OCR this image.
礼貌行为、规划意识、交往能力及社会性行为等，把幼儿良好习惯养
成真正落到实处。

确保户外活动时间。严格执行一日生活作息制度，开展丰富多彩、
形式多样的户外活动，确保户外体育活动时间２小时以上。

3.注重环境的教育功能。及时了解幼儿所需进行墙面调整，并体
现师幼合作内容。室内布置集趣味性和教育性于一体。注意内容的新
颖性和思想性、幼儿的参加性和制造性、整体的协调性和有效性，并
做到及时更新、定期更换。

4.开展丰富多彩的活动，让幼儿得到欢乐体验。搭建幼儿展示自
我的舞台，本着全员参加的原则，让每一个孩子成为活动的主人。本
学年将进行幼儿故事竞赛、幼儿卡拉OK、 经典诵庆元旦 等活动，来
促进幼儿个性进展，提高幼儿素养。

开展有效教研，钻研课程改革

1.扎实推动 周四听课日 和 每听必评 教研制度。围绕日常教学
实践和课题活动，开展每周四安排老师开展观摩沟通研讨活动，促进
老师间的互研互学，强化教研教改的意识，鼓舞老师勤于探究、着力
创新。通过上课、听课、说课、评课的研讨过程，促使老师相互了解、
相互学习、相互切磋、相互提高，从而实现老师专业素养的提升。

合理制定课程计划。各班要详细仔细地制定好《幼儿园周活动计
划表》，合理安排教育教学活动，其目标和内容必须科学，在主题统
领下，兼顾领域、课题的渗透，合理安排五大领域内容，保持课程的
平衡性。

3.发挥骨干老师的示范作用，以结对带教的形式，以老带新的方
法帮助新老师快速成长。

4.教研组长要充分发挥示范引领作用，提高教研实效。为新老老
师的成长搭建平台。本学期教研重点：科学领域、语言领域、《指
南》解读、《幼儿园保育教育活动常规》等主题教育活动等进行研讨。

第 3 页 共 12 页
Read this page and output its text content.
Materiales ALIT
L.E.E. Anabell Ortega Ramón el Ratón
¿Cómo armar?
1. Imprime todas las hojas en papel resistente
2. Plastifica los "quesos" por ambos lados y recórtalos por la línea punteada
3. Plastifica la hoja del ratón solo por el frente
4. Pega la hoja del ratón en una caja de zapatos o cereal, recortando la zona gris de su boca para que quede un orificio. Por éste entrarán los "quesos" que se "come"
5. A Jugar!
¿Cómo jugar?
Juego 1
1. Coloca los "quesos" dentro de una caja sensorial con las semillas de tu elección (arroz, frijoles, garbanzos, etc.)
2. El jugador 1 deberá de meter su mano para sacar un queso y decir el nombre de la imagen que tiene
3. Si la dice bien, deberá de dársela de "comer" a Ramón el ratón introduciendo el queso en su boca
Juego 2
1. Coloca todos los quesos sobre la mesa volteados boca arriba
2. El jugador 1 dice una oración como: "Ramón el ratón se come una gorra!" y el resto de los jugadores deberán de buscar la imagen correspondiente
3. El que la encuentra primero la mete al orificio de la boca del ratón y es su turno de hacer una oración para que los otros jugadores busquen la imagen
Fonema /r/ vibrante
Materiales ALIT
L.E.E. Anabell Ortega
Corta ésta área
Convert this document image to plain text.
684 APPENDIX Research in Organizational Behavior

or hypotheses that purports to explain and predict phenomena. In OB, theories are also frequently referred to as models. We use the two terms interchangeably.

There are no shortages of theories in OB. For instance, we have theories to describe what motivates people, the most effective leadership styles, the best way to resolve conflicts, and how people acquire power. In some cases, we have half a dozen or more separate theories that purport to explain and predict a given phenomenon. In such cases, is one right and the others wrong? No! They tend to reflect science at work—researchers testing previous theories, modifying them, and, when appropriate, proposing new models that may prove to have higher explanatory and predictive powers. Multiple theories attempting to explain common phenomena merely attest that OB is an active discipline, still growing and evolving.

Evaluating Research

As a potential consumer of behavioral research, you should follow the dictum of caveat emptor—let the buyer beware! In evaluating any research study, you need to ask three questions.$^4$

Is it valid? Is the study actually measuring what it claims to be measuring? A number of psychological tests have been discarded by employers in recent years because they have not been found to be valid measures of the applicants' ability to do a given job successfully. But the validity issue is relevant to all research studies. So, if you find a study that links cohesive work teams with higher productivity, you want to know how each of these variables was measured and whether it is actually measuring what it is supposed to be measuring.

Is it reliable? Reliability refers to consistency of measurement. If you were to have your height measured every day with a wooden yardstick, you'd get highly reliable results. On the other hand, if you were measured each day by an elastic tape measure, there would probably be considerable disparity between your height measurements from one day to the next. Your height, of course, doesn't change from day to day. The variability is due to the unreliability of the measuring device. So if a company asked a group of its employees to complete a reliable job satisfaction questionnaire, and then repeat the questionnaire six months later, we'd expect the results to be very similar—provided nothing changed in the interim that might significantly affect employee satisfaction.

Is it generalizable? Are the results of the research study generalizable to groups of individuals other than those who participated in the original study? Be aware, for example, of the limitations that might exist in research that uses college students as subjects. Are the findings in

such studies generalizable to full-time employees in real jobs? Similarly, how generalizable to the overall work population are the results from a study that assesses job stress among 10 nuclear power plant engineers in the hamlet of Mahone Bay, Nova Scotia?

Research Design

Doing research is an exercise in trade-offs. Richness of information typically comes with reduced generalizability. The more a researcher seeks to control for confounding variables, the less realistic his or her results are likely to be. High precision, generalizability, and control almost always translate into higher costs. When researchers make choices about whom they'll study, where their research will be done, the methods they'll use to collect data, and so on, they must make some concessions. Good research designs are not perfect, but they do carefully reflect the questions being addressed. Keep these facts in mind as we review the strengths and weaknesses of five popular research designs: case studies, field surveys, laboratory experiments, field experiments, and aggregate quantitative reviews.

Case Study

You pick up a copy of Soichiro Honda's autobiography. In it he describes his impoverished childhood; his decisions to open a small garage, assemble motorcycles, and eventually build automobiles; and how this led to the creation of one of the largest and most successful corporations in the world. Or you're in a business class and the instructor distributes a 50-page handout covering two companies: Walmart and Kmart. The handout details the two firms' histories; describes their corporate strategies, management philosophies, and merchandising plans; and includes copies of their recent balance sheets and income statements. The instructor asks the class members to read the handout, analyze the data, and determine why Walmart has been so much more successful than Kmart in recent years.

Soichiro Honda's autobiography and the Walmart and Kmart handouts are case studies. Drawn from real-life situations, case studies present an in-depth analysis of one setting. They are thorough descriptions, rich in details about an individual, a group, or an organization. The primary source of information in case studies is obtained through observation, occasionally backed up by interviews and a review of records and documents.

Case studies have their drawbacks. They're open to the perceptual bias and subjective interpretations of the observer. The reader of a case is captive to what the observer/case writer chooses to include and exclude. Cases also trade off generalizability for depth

> [Instructions for the task]: Write the data back out verbatim.

> [Solution to this exercise]:
OCR this image.
礼貌行为、规划意识、交往能力及社会性行为等，把幼儿良好习惯养
成真正落到实处。

确保户外活动时间。严格执行一日生活作息制度，开展丰富多彩、
形式多样的户外活动，确保户外体育活动时间２小时以上。

3.注重环境的教育功能。及时了解幼儿所需进行墙面调整，并体
现师幼合作内容。室内布置集趣味性和教育性于一体。注意内容的新
颖性和思想性、幼儿的参加性和制造性、整体的协调性和有效性，并
做到及时更新、定期更换。

4.开展丰富多彩的活动，让幼儿得到欢乐体验。搭建幼儿展示自
我的舞台，本着全员参加的原则，让每一个孩子成为活动的主人。本
学年将进行幼儿故事竞赛、幼儿卡拉OK、 经典诵庆元旦 等活动，来
促进幼儿个性进展，提高幼儿素养。

开展有效教研，钻研课程改革

1.扎实推动 周四听课日 和 每听必评 教研制度。围绕日常教学
实践和课题活动，开展每周四安排老师开展观摩沟通研讨活动，促进
老师间的互研互学，强化教研教改的意识，鼓舞老师勤于探究、着力
创新。通过上课、听课、说课、评课的研讨过程，促使老师相互了解、
相互学习、相互切磋、相互提高，从而实现老师专业素养的提升。

合理制定课程计划。各班要详细仔细地制定好《幼儿园周活动计
划表》，合理安排教育教学活动，其目标和内容必须科学，在主题统
领下，兼顾领域、课题的渗透，合理安排五大领域内容，保持课程的
平衡性。

3.发挥骨干老师的示范作用，以结对带教的形式，以老带新的方
法帮助新老师快速成长。

4.教研组长要充分发挥示范引领作用，提高教研实效。为新老老
师的成长搭建平台。本学期教研重点：科学领域、语言领域、《指
南》解读、《幼儿园保育教育活动常规》等主题教育活动等进行研讨。

第 3 页 共 12 页
Read this page and output its text content.
Materiales ALIT
L.E.E. Anabell Ortega Ramón el Ratón
¿Cómo armar?
1. Imprime todas las hojas en papel resistente
2. Plastifica los "quesos" por ambos lados y recórtalos por la línea punteada
3. Plastifica la hoja del ratón solo por el frente
4. Pega la hoja del ratón en una caja de zapatos o cereal, recortando la zona gris de su boca para que quede un orificio. Por éste entrarán los "quesos" que se "come"
5. A Jugar!
¿Cómo jugar?
Juego 1
1. Coloca los "quesos" dentro de una caja sensorial con las semillas de tu elección (arroz, frijoles, garbanzos, etc.)
2. El jugador 1 deberá de meter su mano para sacar un queso y decir el nombre de la imagen que tiene
3. Si la dice bien, deberá de dársela de "comer" a Ramón el ratón introduciendo el queso en su boca
Juego 2
1. Coloca todos los quesos sobre la mesa volteados boca arriba
2. El jugador 1 dice una oración como: "Ramón el ratón se come una gorra!" y el resto de los jugadores deberán de buscar la imagen correspondiente
3. El que la encuentra primero la mete al orificio de la boca del ratón y es su turno de hacer una oración para que los otros jugadores busquen la imagen
Fonema /r/ vibrante
Materiales ALIT
L.E.E. Anabell Ortega
Corta ésta área
Convert this document image to plain text.
684 APPENDIX Research in Organizational Behavior

or hypotheses that purports to explain and predict phenomena. In OB, theories are also frequently referred to as models. We use the two terms interchangeably.

There are no shortages of theories in OB. For instance, we have theories to describe what motivates people, the most effective leadership styles, the best way to resolve conflicts, and how people acquire power. In some cases, we have half a dozen or more separate theories that purport to explain and predict a given phenomenon. In such cases, is one right and the others wrong? No! They tend to reflect science at work—researchers testing previous theories, modifying them, and, when appropriate, proposing new models that may prove to have higher explanatory and predictive powers. Multiple theories attempting to explain common phenomena merely attest that OB is an active discipline, still growing and evolving.

Evaluating Research

As a potential consumer of behavioral research, you should follow the dictum of caveat emptor—let the buyer beware! In evaluating any research study, you need to ask three questions.$^4$

Is it valid? Is the study actually measuring what it claims to be measuring? A number of psychological tests have been discarded by employers in recent years because they have not been found to be valid measures of the applicants' ability to do a given job successfully. But the validity issue is relevant to all research studies. So, if you find a study that links cohesive work teams with higher productivity, you want to know how each of these variables was measured and whether it is actually measuring what it is supposed to be measuring.

Is it reliable? Reliability refers to consistency of measurement. If you were to have your height measured every day with a wooden yardstick, you'd get highly reliable results. On the other hand, if you were measured each day by an elastic tape measure, there would probably be considerable disparity between your height measurements from one day to the next. Your height, of course, doesn't change from day to day. The variability is due to the unreliability of the measuring device. So if a company asked a group of its employees to complete a reliable job satisfaction questionnaire, and then repeat the questionnaire six months later, we'd expect the results to be very similar—provided nothing changed in the interim that might significantly affect employee satisfaction.

Is it generalizable? Are the results of the research study generalizable to groups of individuals other than those who participated in the original study? Be aware, for example, of the limitations that might exist in research that uses college students as subjects. Are the findings in

such studies generalizable to full-time employees in real jobs? Similarly, how generalizable to the overall work population are the results from a study that assesses job stress among 10 nuclear power plant engineers in the hamlet of Mahone Bay, Nova Scotia?

Research Design

Doing research is an exercise in trade-offs. Richness of information typically comes with reduced generalizability. The more a researcher seeks to control for confounding variables, the less realistic his or her results are likely to be. High precision, generalizability, and control almost always translate into higher costs. When researchers make choices about whom they'll study, where their research will be done, the methods they'll use to collect data, and so on, they must make some concessions. Good research designs are not perfect, but they do carefully reflect the questions being addressed. Keep these facts in mind as we review the strengths and weaknesses of five popular research designs: case studies, field surveys, laboratory experiments, field experiments, and aggregate quantitative reviews.

Case Study

You pick up a copy of Soichiro Honda's autobiography. In it he describes his impoverished childhood; his decisions to open a small garage, assemble motorcycles, and eventually build automobiles; and how this led to the creation of one of the largest and most successful corporations in the world. Or you're in a business class and the instructor distributes a 50-page handout covering two companies: Walmart and Kmart. The handout details the two firms' histories; describes their corporate strategies, management philosophies, and merchandising plans; and includes copies of their recent balance sheets and income statements. The instructor asks the class members to read the handout, analyze the data, and determine why Walmart has been so much more successful than Kmart in recent years.

Soichiro Honda's autobiography and the Walmart and Kmart handouts are case studies. Drawn from real-life situations, case studies present an in-depth analysis of one setting. They are thorough descriptions, rich in details about an individual, a group, or an organization. The primary source of information in case studies is obtained through observation, occasionally backed up by interviews and a review of records and documents.

Case studies have their drawbacks. They're open to the perceptual bias and subjective interpretations of the observer. The reader of a case is captive to what the observer/case writer chooses to include and exclude. Cases also trade off generalizability for depth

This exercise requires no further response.